====== GIVEN DATA

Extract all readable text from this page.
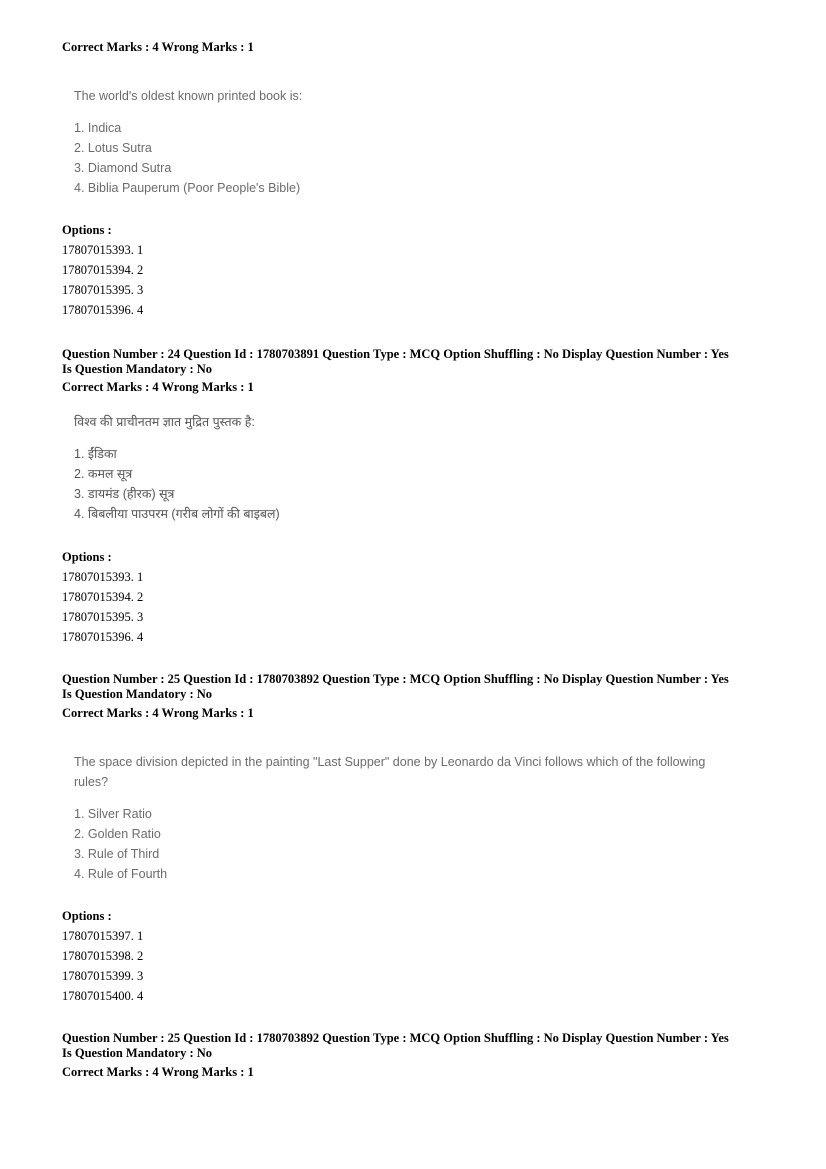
Correct Marks : 4 Wrong Marks : 1
The world's oldest known printed book is:
1. Indica
2. Lotus Sutra
3. Diamond Sutra
4. Biblia Pauperum (Poor People's Bible)
Options :
17807015393. 1
17807015394. 2
17807015395. 3
17807015396. 4
Question Number : 24 Question Id : 1780703891 Question Type : MCQ Option Shuffling : No Display Question Number : Yes
Is Question Mandatory : No
Correct Marks : 4 Wrong Marks : 1
विश्व की प्राचीनतम ज्ञात मुद्रित पुस्तक है:
1. ईंडिका
2. कमल सूत्र
3. डायमंड (हीरक) सूत्र
4. बिबलीया पाउपरम (गरीब लोगों की बाइबल)
Options :
17807015393. 1
17807015394. 2
17807015395. 3
17807015396. 4
Question Number : 25 Question Id : 1780703892 Question Type : MCQ Option Shuffling : No Display Question Number : Yes
Is Question Mandatory : No
Correct Marks : 4 Wrong Marks : 1
The space division depicted in the painting "Last Supper" done by Leonardo da Vinci follows which of the following
rules?
1. Silver Ratio
2. Golden Ratio
3. Rule of Third
4. Rule of Fourth
Options :
17807015397. 1
17807015398. 2
17807015399. 3
17807015400. 4
Question Number : 25 Question Id : 1780703892 Question Type : MCQ Option Shuffling : No Display Question Number : Yes
Is Question Mandatory : No
Correct Marks : 4 Wrong Marks : 1
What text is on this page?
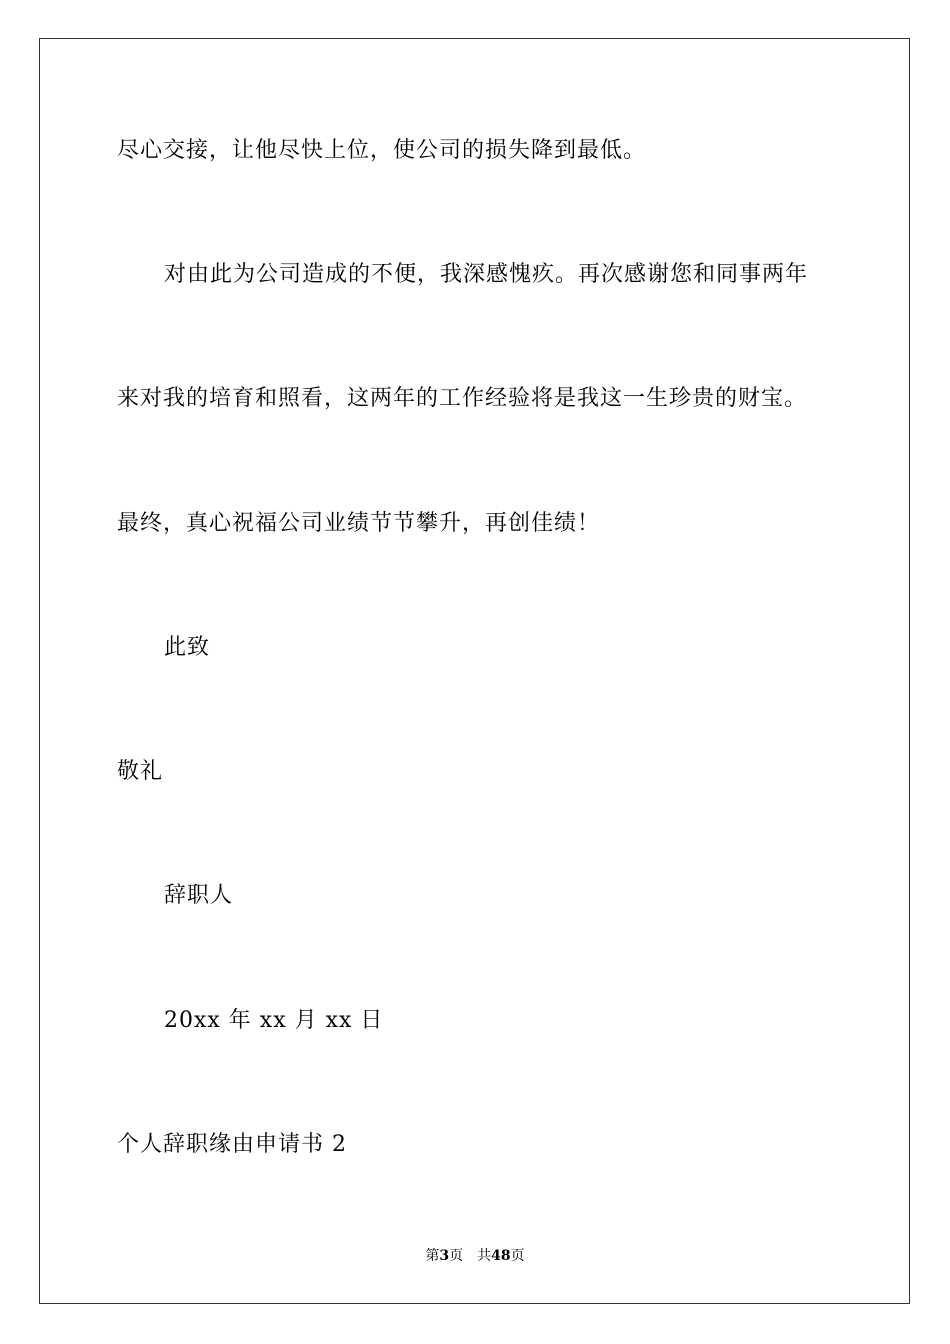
尽心交接，让他尽快上位，使公司的损失降到最低。
对由此为公司造成的不便，我深感愧疚。再次感谢您和同事两年
来对我的培育和照看，这两年的工作经验将是我这一生珍贵的财宝。
最终，真心祝福公司业绩节节攀升，再创佳绩！
此致
敬礼
辞职人
20xx 年 xx 月 xx 日
个人辞职缘由申请书 2
第3页 共48页
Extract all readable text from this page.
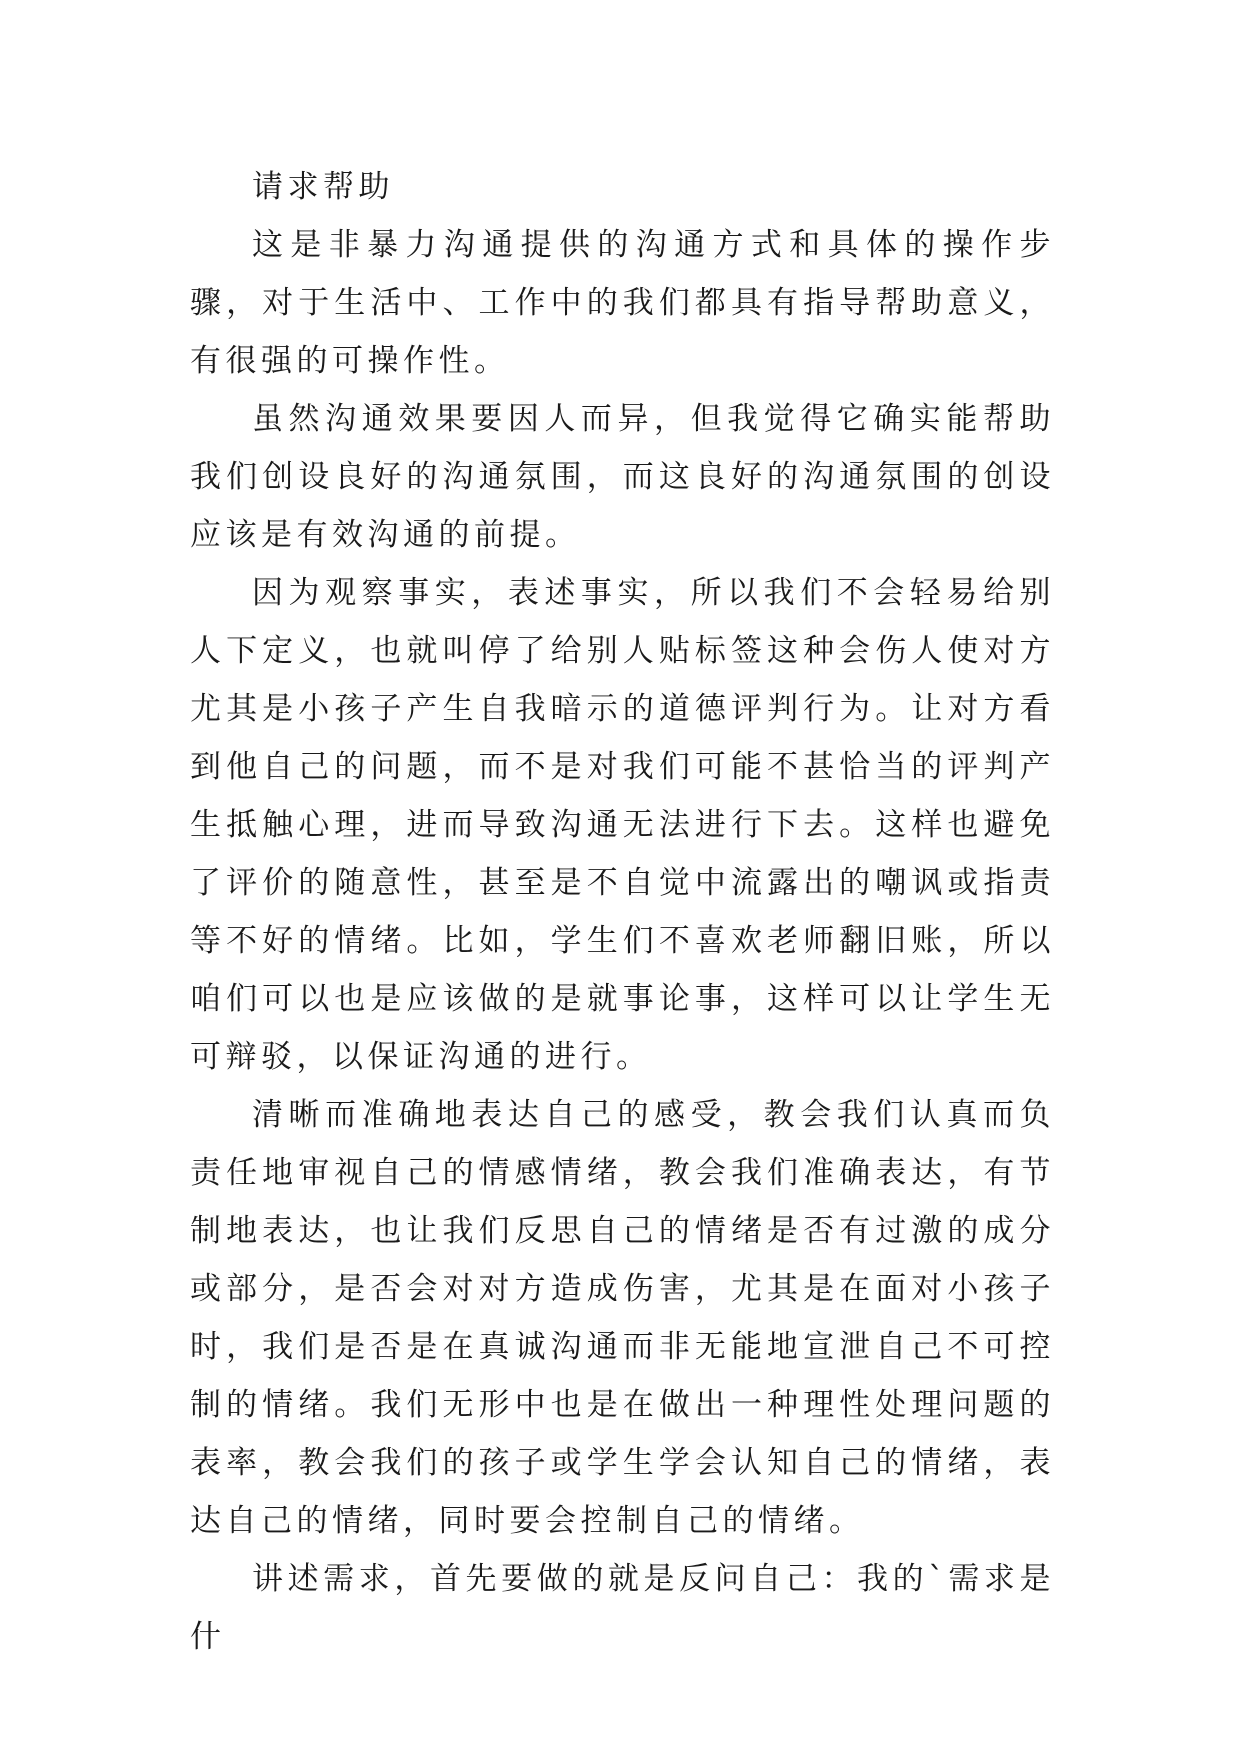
请求帮助

这是非暴力沟通提供的沟通方式和具体的操作步骤，对于生活中、工作中的我们都具有指导帮助意义，有很强的可操作性。

虽然沟通效果要因人而异，但我觉得它确实能帮助我们创设良好的沟通氛围，而这良好的沟通氛围的创设应该是有效沟通的前提。

因为观察事实，表述事实，所以我们不会轻易给别人下定义，也就叫停了给别人贴标签这种会伤人使对方尤其是小孩子产生自我暗示的道德评判行为。让对方看到他自己的问题，而不是对我们可能不甚恰当的评判产生抵触心理，进而导致沟通无法进行下去。这样也避免了评价的随意性，甚至是不自觉中流露出的嘲讽或指责等不好的情绪。比如，学生们不喜欢老师翻旧账，所以咱们可以也是应该做的是就事论事，这样可以让学生无可辩驳，以保证沟通的进行。

清晰而准确地表达自己的感受，教会我们认真而负责任地审视自己的情感情绪，教会我们准确表达，有节制地表达，也让我们反思自己的情绪是否有过激的成分或部分，是否会对对方造成伤害，尤其是在面对小孩子时，我们是否是在真诚沟通而非无能地宣泄自己不可控制的情绪。我们无形中也是在做出一种理性处理问题的表率，教会我们的孩子或学生学会认知自己的情绪，表达自己的情绪，同时要会控制自己的情绪。

讲述需求，首先要做的就是反问自己：我的`需求是什
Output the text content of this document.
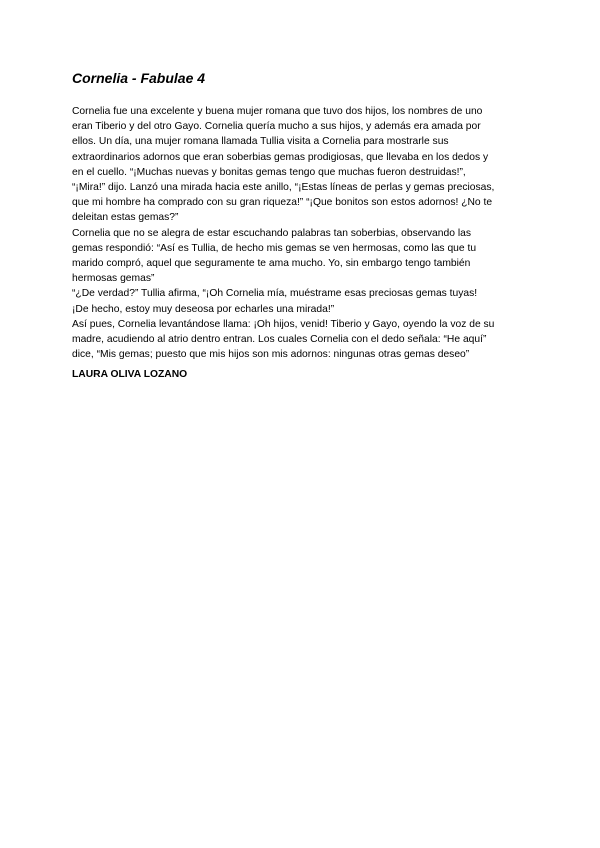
Cornelia - Fabulae 4
Cornelia fue una excelente y buena mujer romana que tuvo dos hijos, los nombres de uno
eran Tiberio y del otro Gayo. Cornelia quería mucho a sus hijos, y además era amada por
ellos. Un día, una mujer romana llamada Tullia visita a Cornelia para mostrarle sus
extraordinarios adornos que eran soberbias gemas prodigiosas, que llevaba en los dedos y
en el cuello. “¡Muchas nuevas y bonitas gemas tengo que muchas fueron destruidas!”,
“¡Mira!” dijo. Lanzó una mirada hacia este anillo, “¡Estas líneas de perlas y gemas preciosas,
que mi hombre ha comprado con su gran riqueza!” “¡Que bonitos son estos adornos! ¿No te
deleitan estas gemas?”
Cornelia que no se alegra de estar escuchando palabras tan soberbias, observando las
gemas respondió: “Así es Tullia, de hecho mis gemas se ven hermosas, como las que tu
marido compró, aquel que seguramente te ama mucho. Yo, sin embargo tengo también
hermosas gemas”
“¿De verdad?” Tullia afirma, “¡Oh Cornelia mía, muéstrame esas preciosas gemas tuyas!
¡De hecho, estoy muy deseosa por echarles una mirada!”
Así pues, Cornelia levantándose llama: ¡Oh hijos, venid! Tiberio y Gayo, oyendo la voz de su
madre, acudiendo al atrio dentro entran. Los cuales Cornelia con el dedo señala: “He aquí”
dice, “Mis gemas; puesto que mis hijos son mis adornos: ningunas otras gemas deseo”

LAURA OLIVA LOZANO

============

* **GIVEN EXERCISE**: Without the pictures, retype the whole of the material above exactly.

* **RESPONSE**:
Extract all readable text from this page.
Correct Marks : 4 Wrong Marks : 1
The world's oldest known printed book is:
1. Indica
2. Lotus Sutra
3. Diamond Sutra
4. Biblia Pauperum (Poor People's Bible)
Options :
17807015393. 1
17807015394. 2
17807015395. 3
17807015396. 4
Question Number : 24 Question Id : 1780703891 Question Type : MCQ Option Shuffling : No Display Question Number : Yes
Is Question Mandatory : No
Correct Marks : 4 Wrong Marks : 1
विश्व की प्राचीनतम ज्ञात मुद्रित पुस्तक है:
1. ईंडिका
2. कमल सूत्र
3. डायमंड (हीरक) सूत्र
4. बिबलीया पाउपरम (गरीब लोगों की बाइबल)
Options :
17807015393. 1
17807015394. 2
17807015395. 3
17807015396. 4
Question Number : 25 Question Id : 1780703892 Question Type : MCQ Option Shuffling : No Display Question Number : Yes
Is Question Mandatory : No
Correct Marks : 4 Wrong Marks : 1
The space division depicted in the painting "Last Supper" done by Leonardo da Vinci follows which of the following
rules?
1. Silver Ratio
2. Golden Ratio
3. Rule of Third
4. Rule of Fourth
Options :
17807015397. 1
17807015398. 2
17807015399. 3
17807015400. 4
Question Number : 25 Question Id : 1780703892 Question Type : MCQ Option Shuffling : No Display Question Number : Yes
Is Question Mandatory : No
Correct Marks : 4 Wrong Marks : 1
What text is on this page?
尽心交接，让他尽快上位，使公司的损失降到最低。
对由此为公司造成的不便，我深感愧疚。再次感谢您和同事两年
来对我的培育和照看，这两年的工作经验将是我这一生珍贵的财宝。
最终，真心祝福公司业绩节节攀升，再创佳绩！
此致
敬礼
辞职人
20xx 年 xx 月 xx 日
个人辞职缘由申请书 2
第3页 共48页
Extract all readable text from this page.
请求帮助

这是非暴力沟通提供的沟通方式和具体的操作步骤，对于生活中、工作中的我们都具有指导帮助意义，有很强的可操作性。

虽然沟通效果要因人而异，但我觉得它确实能帮助我们创设良好的沟通氛围，而这良好的沟通氛围的创设应该是有效沟通的前提。

因为观察事实，表述事实，所以我们不会轻易给别人下定义，也就叫停了给别人贴标签这种会伤人使对方尤其是小孩子产生自我暗示的道德评判行为。让对方看到他自己的问题，而不是对我们可能不甚恰当的评判产生抵触心理，进而导致沟通无法进行下去。这样也避免了评价的随意性，甚至是不自觉中流露出的嘲讽或指责等不好的情绪。比如，学生们不喜欢老师翻旧账，所以咱们可以也是应该做的是就事论事，这样可以让学生无可辩驳，以保证沟通的进行。

清晰而准确地表达自己的感受，教会我们认真而负责任地审视自己的情感情绪，教会我们准确表达，有节制地表达，也让我们反思自己的情绪是否有过激的成分或部分，是否会对对方造成伤害，尤其是在面对小孩子时，我们是否是在真诚沟通而非无能地宣泄自己不可控制的情绪。我们无形中也是在做出一种理性处理问题的表率，教会我们的孩子或学生学会认知自己的情绪，表达自己的情绪，同时要会控制自己的情绪。

讲述需求，首先要做的就是反问自己：我的`需求是什
Output the text content of this document.
Cornelia - Fabulae 4
Cornelia fue una excelente y buena mujer romana que tuvo dos hijos, los nombres de uno
eran Tiberio y del otro Gayo. Cornelia quería mucho a sus hijos, y además era amada por
ellos. Un día, una mujer romana llamada Tullia visita a Cornelia para mostrarle sus
extraordinarios adornos que eran soberbias gemas prodigiosas, que llevaba en los dedos y
en el cuello. “¡Muchas nuevas y bonitas gemas tengo que muchas fueron destruidas!”,
“¡Mira!” dijo. Lanzó una mirada hacia este anillo, “¡Estas líneas de perlas y gemas preciosas,
que mi hombre ha comprado con su gran riqueza!” “¡Que bonitos son estos adornos! ¿No te
deleitan estas gemas?”
Cornelia que no se alegra de estar escuchando palabras tan soberbias, observando las
gemas respondió: “Así es Tullia, de hecho mis gemas se ven hermosas, como las que tu
marido compró, aquel que seguramente te ama mucho. Yo, sin embargo tengo también
hermosas gemas”
“¿De verdad?” Tullia afirma, “¡Oh Cornelia mía, muéstrame esas preciosas gemas tuyas!
¡De hecho, estoy muy deseosa por echarles una mirada!”
Así pues, Cornelia levantándose llama: ¡Oh hijos, venid! Tiberio y Gayo, oyendo la voz de su
madre, acudiendo al atrio dentro entran. Los cuales Cornelia con el dedo señala: “He aquí”
dice, “Mis gemas; puesto que mis hijos son mis adornos: ningunas otras gemas deseo”

LAURA OLIVA LOZANO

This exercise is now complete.